Problem to work on:
Please output the entries below from the line that contains "What data populates" through the final line, reproduced exactly and alone.

Source material:
☆ ☆ ☆ ☆
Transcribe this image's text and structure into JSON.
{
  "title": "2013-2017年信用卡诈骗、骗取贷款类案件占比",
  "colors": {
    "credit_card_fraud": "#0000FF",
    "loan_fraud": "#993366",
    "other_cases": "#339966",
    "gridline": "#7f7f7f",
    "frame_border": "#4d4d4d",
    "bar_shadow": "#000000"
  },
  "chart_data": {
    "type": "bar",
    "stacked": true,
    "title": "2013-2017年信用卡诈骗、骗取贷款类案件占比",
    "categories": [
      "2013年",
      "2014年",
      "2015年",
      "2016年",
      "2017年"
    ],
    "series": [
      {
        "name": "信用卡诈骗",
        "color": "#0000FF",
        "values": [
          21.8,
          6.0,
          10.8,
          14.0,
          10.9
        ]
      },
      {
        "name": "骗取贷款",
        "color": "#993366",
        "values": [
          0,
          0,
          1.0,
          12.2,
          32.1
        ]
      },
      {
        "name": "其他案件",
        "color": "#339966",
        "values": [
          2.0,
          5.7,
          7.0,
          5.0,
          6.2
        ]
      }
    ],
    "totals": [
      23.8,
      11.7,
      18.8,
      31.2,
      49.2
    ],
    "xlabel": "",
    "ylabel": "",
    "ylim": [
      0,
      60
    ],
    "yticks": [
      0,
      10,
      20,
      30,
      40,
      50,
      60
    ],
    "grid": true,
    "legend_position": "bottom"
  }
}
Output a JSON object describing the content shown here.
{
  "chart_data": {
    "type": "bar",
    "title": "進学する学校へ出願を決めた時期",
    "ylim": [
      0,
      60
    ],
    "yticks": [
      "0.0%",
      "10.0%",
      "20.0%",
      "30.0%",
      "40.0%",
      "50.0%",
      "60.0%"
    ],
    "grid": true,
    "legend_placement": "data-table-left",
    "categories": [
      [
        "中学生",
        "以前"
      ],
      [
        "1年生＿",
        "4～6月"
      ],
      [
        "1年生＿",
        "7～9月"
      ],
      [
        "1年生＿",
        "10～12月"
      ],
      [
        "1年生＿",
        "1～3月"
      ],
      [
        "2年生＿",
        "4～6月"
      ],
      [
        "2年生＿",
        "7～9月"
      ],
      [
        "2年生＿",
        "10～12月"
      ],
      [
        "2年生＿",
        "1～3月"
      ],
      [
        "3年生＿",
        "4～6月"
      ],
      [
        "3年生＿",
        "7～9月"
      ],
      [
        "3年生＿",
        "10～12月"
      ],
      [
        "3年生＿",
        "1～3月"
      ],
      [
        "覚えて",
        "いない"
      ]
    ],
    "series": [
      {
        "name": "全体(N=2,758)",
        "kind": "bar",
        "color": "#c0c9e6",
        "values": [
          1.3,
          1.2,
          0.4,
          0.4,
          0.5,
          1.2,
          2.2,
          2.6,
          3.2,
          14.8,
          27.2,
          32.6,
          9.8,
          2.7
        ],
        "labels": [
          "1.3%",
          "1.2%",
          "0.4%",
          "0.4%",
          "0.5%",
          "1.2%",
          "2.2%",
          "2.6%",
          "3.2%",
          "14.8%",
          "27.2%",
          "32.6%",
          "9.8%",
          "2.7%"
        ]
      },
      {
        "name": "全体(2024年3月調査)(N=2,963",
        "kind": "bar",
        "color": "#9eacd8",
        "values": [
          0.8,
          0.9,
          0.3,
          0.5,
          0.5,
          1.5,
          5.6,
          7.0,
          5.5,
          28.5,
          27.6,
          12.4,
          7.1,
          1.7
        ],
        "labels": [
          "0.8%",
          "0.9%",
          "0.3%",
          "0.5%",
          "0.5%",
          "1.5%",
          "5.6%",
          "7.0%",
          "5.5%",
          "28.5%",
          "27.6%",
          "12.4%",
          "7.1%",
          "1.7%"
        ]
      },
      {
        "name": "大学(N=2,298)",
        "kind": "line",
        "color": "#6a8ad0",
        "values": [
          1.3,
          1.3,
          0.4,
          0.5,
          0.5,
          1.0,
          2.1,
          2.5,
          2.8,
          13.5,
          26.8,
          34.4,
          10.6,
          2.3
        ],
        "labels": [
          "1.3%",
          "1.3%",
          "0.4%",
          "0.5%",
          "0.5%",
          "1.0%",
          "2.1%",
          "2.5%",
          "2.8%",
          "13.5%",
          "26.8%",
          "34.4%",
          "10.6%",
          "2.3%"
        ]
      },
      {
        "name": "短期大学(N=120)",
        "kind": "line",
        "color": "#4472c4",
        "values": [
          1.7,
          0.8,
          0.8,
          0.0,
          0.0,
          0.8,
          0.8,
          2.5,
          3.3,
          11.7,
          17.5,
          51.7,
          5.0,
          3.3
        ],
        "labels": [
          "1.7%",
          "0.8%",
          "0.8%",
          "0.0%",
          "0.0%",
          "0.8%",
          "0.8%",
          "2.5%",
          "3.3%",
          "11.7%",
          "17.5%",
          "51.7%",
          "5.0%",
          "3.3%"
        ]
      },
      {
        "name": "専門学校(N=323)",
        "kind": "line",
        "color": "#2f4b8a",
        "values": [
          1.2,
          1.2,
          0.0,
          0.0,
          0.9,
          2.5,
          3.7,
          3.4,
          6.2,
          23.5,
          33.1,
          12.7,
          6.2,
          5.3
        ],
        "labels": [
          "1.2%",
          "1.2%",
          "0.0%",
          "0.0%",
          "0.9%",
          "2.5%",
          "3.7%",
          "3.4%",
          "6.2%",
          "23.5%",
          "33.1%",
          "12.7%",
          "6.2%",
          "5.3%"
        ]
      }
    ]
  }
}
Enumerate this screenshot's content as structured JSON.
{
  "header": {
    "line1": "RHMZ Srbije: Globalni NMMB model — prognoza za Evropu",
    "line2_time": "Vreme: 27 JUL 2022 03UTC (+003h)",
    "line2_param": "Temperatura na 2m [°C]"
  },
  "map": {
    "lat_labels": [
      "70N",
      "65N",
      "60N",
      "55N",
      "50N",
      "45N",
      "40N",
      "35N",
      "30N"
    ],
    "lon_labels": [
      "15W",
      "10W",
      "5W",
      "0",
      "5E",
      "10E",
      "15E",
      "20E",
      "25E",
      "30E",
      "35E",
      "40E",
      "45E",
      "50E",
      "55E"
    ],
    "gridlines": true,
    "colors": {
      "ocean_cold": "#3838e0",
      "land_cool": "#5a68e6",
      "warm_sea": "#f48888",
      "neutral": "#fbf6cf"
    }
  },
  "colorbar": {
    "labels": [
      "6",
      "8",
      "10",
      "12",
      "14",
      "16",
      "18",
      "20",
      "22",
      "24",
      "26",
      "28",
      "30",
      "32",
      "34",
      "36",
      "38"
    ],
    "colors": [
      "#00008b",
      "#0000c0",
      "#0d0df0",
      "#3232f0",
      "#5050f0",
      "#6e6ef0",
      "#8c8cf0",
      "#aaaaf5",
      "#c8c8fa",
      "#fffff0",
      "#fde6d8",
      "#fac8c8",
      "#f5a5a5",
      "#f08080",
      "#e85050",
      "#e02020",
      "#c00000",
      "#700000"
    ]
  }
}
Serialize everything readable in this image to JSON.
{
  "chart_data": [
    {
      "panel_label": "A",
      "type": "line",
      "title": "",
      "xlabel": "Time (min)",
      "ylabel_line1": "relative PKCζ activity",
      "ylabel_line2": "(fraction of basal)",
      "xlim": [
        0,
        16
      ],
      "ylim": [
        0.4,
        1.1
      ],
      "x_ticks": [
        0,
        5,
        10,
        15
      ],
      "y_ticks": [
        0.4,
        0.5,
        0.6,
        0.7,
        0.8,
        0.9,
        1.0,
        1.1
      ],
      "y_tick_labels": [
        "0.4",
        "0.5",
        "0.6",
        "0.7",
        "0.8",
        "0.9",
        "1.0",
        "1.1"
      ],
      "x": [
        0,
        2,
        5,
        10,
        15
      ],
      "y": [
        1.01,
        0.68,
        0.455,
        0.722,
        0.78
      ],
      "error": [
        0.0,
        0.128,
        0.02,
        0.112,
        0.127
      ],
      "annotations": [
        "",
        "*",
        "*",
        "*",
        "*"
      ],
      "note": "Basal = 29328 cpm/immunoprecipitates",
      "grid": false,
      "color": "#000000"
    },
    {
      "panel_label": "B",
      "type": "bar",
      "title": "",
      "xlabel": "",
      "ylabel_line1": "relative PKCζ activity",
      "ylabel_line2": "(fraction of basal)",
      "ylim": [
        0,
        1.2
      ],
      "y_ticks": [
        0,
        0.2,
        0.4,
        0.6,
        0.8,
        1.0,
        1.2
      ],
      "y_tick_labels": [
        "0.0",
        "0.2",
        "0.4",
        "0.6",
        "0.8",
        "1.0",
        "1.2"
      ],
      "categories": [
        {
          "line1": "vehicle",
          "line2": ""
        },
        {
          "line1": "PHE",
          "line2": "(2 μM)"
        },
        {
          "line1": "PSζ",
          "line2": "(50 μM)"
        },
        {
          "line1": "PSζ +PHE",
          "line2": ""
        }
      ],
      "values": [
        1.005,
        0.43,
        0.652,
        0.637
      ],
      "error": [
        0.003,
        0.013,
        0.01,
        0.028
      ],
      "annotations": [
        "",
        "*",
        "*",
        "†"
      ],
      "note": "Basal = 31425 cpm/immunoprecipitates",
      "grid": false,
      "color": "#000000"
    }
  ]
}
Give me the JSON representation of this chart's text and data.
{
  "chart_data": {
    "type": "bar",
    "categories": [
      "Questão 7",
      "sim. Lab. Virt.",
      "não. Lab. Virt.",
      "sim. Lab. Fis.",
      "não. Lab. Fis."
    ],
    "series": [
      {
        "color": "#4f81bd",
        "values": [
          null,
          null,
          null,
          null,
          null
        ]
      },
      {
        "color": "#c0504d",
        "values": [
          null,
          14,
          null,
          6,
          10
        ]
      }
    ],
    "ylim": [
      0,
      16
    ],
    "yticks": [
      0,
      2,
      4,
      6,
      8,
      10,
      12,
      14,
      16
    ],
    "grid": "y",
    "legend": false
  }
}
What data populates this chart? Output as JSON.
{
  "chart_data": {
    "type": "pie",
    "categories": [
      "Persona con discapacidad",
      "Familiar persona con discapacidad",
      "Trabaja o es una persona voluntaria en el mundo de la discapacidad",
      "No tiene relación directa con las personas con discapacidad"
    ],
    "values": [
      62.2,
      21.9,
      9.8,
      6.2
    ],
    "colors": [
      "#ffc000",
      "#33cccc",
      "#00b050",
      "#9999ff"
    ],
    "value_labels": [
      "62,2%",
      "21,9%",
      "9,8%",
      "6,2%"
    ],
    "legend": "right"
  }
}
☆ ☆ ☆ ☆
Exercise result:
What data populates this chart? Output as JSON.
{
  "chart_data": {
    "type": "pie",
    "categories": [
      "Persona con discapacidad",
      "Familiar persona con discapacidad",
      "Trabaja o es una persona voluntaria en el mundo de la discapacidad",
      "No tiene relación directa con las personas con discapacidad"
    ],
    "values": [
      62.2,
      21.9,
      9.8,
      6.2
    ],
    "colors": [
      "#ffc000",
      "#33cccc",
      "#00b050",
      "#9999ff"
    ],
    "value_labels": [
      "62,2%",
      "21,9%",
      "9,8%",
      "6,2%"
    ],
    "legend": "right"
  }
}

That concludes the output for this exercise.